▶ Exercise requirements
Restate the data below word for word. Skip any images it contains.

▶ Provided entries

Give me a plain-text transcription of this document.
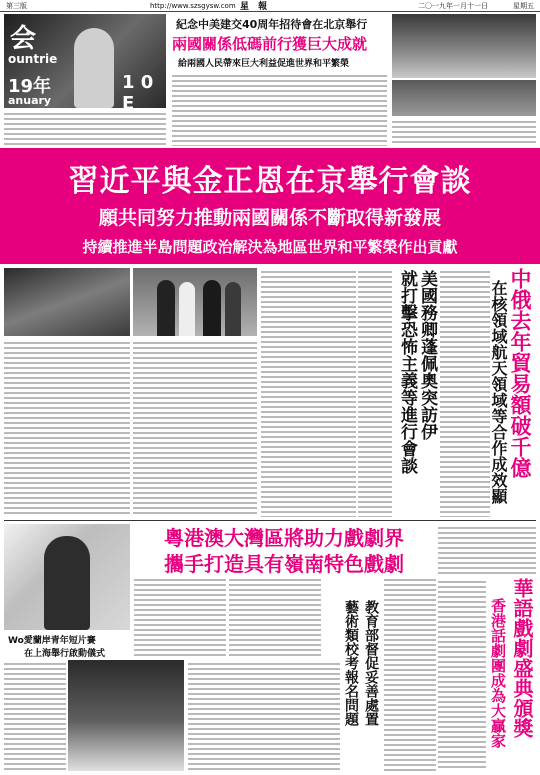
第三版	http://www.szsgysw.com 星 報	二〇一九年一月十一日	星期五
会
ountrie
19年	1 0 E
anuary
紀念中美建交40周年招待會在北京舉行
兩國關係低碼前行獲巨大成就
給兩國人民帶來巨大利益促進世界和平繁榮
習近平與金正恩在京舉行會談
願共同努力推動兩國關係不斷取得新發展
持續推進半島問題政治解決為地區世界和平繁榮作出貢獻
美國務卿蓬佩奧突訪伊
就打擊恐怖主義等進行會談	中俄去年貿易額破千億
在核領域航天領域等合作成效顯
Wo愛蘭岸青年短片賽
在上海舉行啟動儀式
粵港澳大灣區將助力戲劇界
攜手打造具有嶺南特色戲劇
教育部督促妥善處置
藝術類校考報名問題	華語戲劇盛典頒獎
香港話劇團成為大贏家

▶ Solution for this exercise
Give me a plain-text transcription of this document.
第三版	http://www.szsgysw.com 星 報	二〇一九年一月十一日	星期五
会
ountrie
19年	1 0 E
anuary
紀念中美建交40周年招待會在北京舉行
兩國關係低碼前行獲巨大成就
給兩國人民帶來巨大利益促進世界和平繁榮
習近平與金正恩在京舉行會談
願共同努力推動兩國關係不斷取得新發展
持續推進半島問題政治解決為地區世界和平繁榮作出貢獻
美國務卿蓬佩奧突訪伊
就打擊恐怖主義等進行會談	中俄去年貿易額破千億
在核領域航天領域等合作成效顯
Wo愛蘭岸青年短片賽
在上海舉行啟動儀式
粵港澳大灣區將助力戲劇界
攜手打造具有嶺南特色戲劇
教育部督促妥善處置
藝術類校考報名問題	華語戲劇盛典頒獎
香港話劇團成為大贏家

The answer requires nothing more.